Stated problem:
Your task is to transcribe all the entries exactly, excluding pictures.
— Begin Source data —
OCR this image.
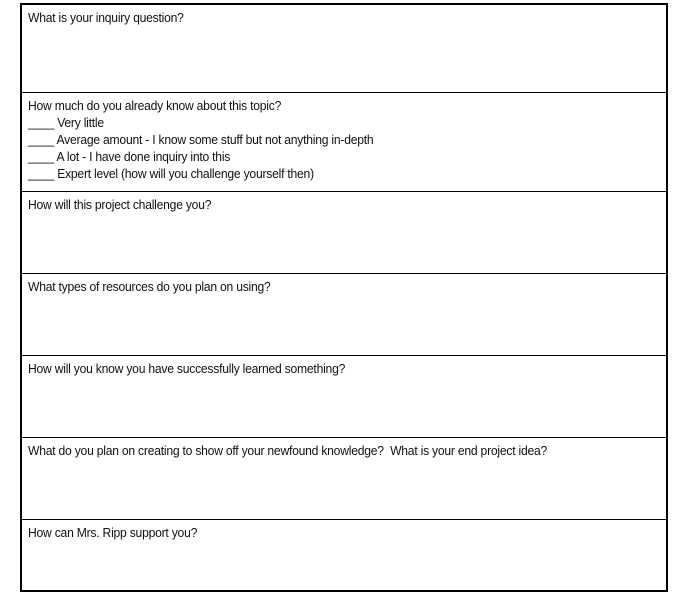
What is your inquiry question?
How much do you already know about this topic?
____ Very little
____ Average amount - I know some stuff but not anything in-depth
____ A lot - I have done inquiry into this
____ Expert level (how will you challenge yourself then)
How will this project challenge you?
What types of resources do you plan on using?
How will you know you have successfully learned something?
What do you plan on creating to show off your newfound knowledge?  What is your end project idea?
How can Mrs. Ripp support you?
— End Source data —
Task answer:
OCR this image.
What is your inquiry question?
How much do you already know about this topic?
____ Very little
____ Average amount - I know some stuff but not anything in-depth
____ A lot - I have done inquiry into this
____ Expert level (how will you challenge yourself then)
How will this project challenge you?
What types of resources do you plan on using?
How will you know you have successfully learned something?
What do you plan on creating to show off your newfound knowledge?  What is your end project idea?
How can Mrs. Ripp support you?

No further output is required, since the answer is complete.